Your objective → Look through the listing for the word "name". Copy each line that has it.

++++ Data rows ++++

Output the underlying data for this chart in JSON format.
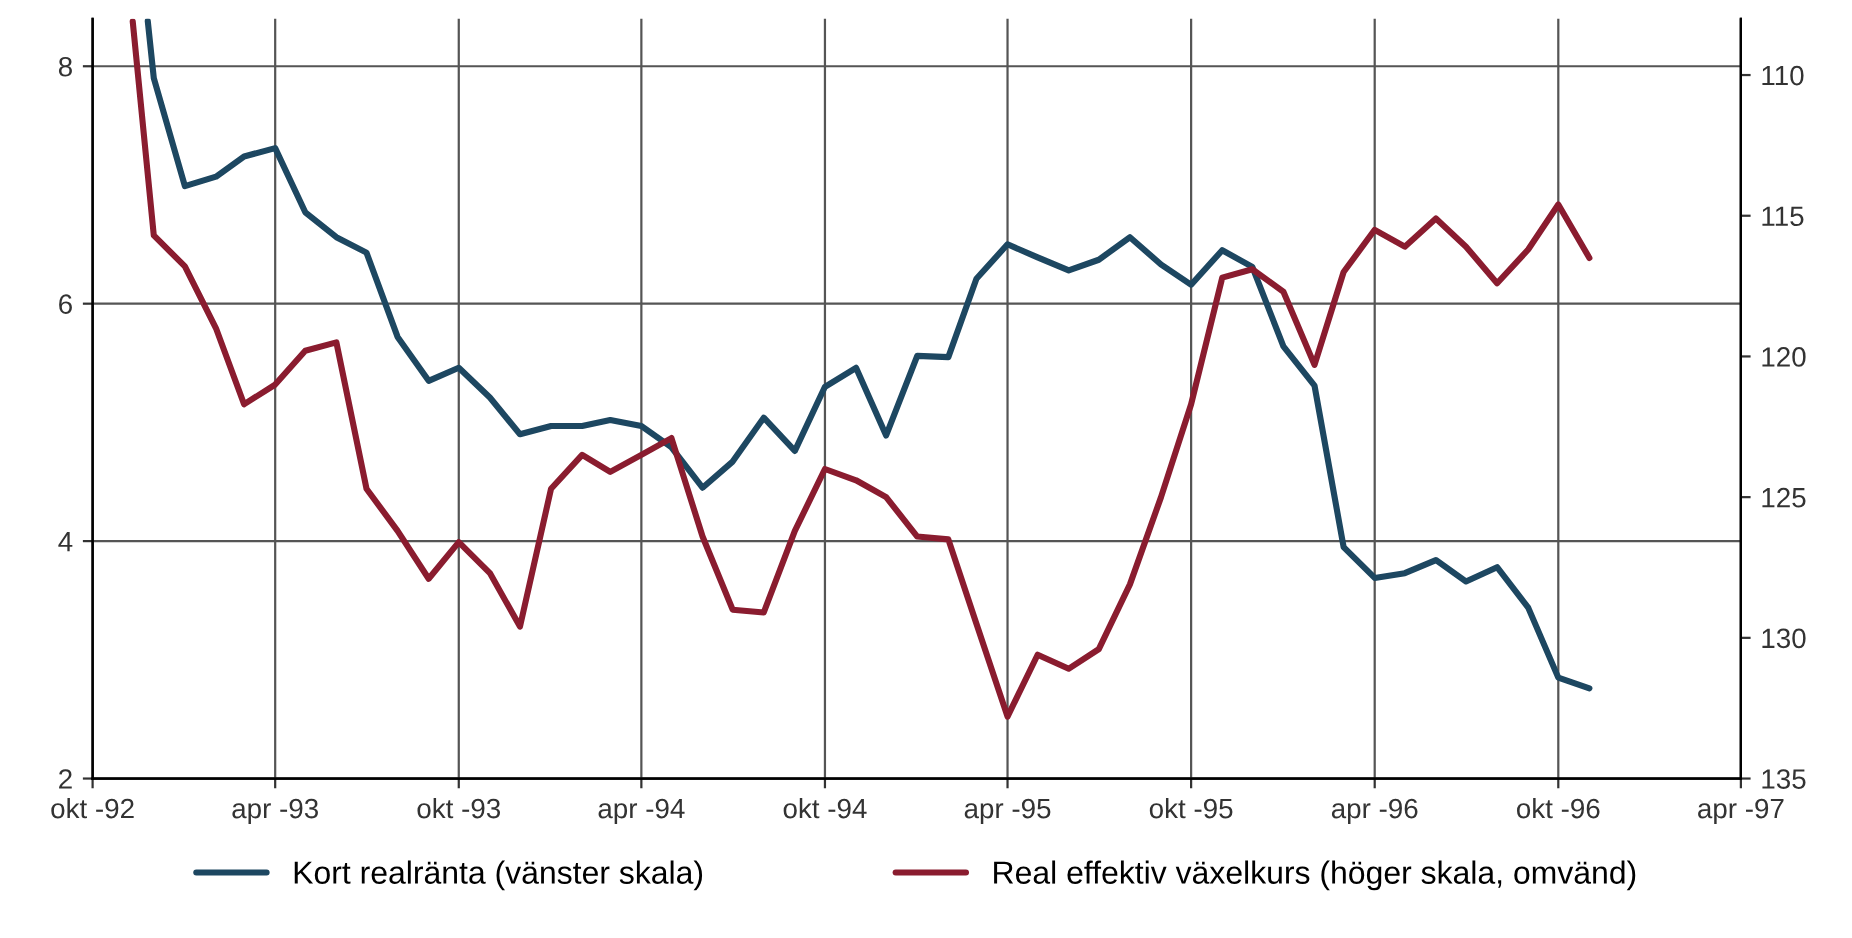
{
  "chart_data": {
    "type": "line",
    "xlim": [
      "1992-10",
      "1997-04"
    ],
    "xticks": [
      {
        "value": "1992-10",
        "label": "okt -92"
      },
      {
        "value": "1993-04",
        "label": "apr -93"
      },
      {
        "value": "1993-10",
        "label": "okt -93"
      },
      {
        "value": "1994-04",
        "label": "apr -94"
      },
      {
        "value": "1994-10",
        "label": "okt -94"
      },
      {
        "value": "1995-04",
        "label": "apr -95"
      },
      {
        "value": "1995-10",
        "label": "okt -95"
      },
      {
        "value": "1996-04",
        "label": "apr -96"
      },
      {
        "value": "1996-10",
        "label": "okt -96"
      },
      {
        "value": "1997-04",
        "label": "apr -97"
      }
    ],
    "ylim": [
      2,
      8.4
    ],
    "yticks": [
      2,
      4,
      6,
      8
    ],
    "y2lim": [
      135,
      108
    ],
    "y2ticks": [
      110,
      115,
      120,
      125,
      130,
      135
    ],
    "grid": true,
    "legend": "bottom",
    "line_style": "solid",
    "series": [
      {
        "name": "Kort realränta (vänster skala)",
        "color": "#1d4761",
        "x": [
          "1992-11-25",
          "1992-12",
          "1993-01",
          "1993-02",
          "1993-03",
          "1993-04",
          "1993-05",
          "1993-06",
          "1993-07",
          "1993-08",
          "1993-09",
          "1993-10",
          "1993-11",
          "1993-12",
          "1994-01",
          "1994-02",
          "1994-03",
          "1994-04",
          "1994-05",
          "1994-06",
          "1994-07",
          "1994-08",
          "1994-09",
          "1994-10",
          "1994-11",
          "1994-12",
          "1995-01",
          "1995-02",
          "1995-03",
          "1995-04",
          "1995-05",
          "1995-06",
          "1995-07",
          "1995-08",
          "1995-09",
          "1995-10",
          "1995-11",
          "1995-12",
          "1996-01",
          "1996-02",
          "1996-03",
          "1996-04",
          "1996-05",
          "1996-06",
          "1996-07",
          "1996-08",
          "1996-09",
          "1996-10",
          "1996-11"
        ],
        "values": [
          8.38,
          7.9,
          6.99,
          7.07,
          7.24,
          7.31,
          6.77,
          6.56,
          6.43,
          5.72,
          5.35,
          5.46,
          5.21,
          4.9,
          4.97,
          4.97,
          5.02,
          4.97,
          4.79,
          4.45,
          4.67,
          5.04,
          4.76,
          5.3,
          5.46,
          4.89,
          5.56,
          5.55,
          6.21,
          6.5,
          6.39,
          6.28,
          6.37,
          6.56,
          6.33,
          6.16,
          6.45,
          6.31,
          5.64,
          5.31,
          3.95,
          3.69,
          3.73,
          3.84,
          3.66,
          3.78,
          3.44,
          2.85,
          2.76
        ]
      },
      {
        "name": "Real effektiv växelkurs (höger skala, omvänd)",
        "color": "#8a1c2f",
        "axis": "y2",
        "x": [
          "1992-11-10",
          "1992-12",
          "1993-01",
          "1993-02",
          "1993-03",
          "1993-04",
          "1993-05",
          "1993-06",
          "1993-07",
          "1993-08",
          "1993-09",
          "1993-10",
          "1993-11",
          "1993-12",
          "1994-01",
          "1994-02",
          "1994-03",
          "1994-04",
          "1994-05",
          "1994-06",
          "1994-07",
          "1994-08",
          "1994-09",
          "1994-10",
          "1994-11",
          "1994-12",
          "1995-01",
          "1995-02",
          "1995-03",
          "1995-04",
          "1995-05",
          "1995-06",
          "1995-07",
          "1995-08",
          "1995-09",
          "1995-10",
          "1995-11",
          "1995-12",
          "1996-01",
          "1996-02",
          "1996-03",
          "1996-04",
          "1996-05",
          "1996-06",
          "1996-07",
          "1996-08",
          "1996-09",
          "1996-10",
          "1996-11"
        ],
        "values": [
          108.1,
          115.7,
          116.8,
          119.0,
          121.7,
          121.0,
          119.8,
          119.5,
          124.7,
          126.2,
          127.9,
          126.6,
          127.7,
          129.6,
          124.7,
          123.5,
          124.1,
          123.5,
          122.9,
          126.4,
          129.0,
          129.1,
          126.2,
          124.0,
          124.4,
          125.0,
          126.4,
          126.5,
          129.5,
          132.8,
          130.6,
          131.1,
          130.4,
          128.1,
          125.0,
          121.7,
          117.2,
          116.9,
          117.7,
          120.3,
          117.0,
          115.5,
          116.1,
          115.1,
          116.1,
          117.4,
          116.2,
          114.6,
          116.5
        ]
      }
    ]
  }
}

++++

Correct result →
        "name": "Kort realränta (vänster skala)",
        "name": "Real effektiv växelkurs (höger skala, omvänd)",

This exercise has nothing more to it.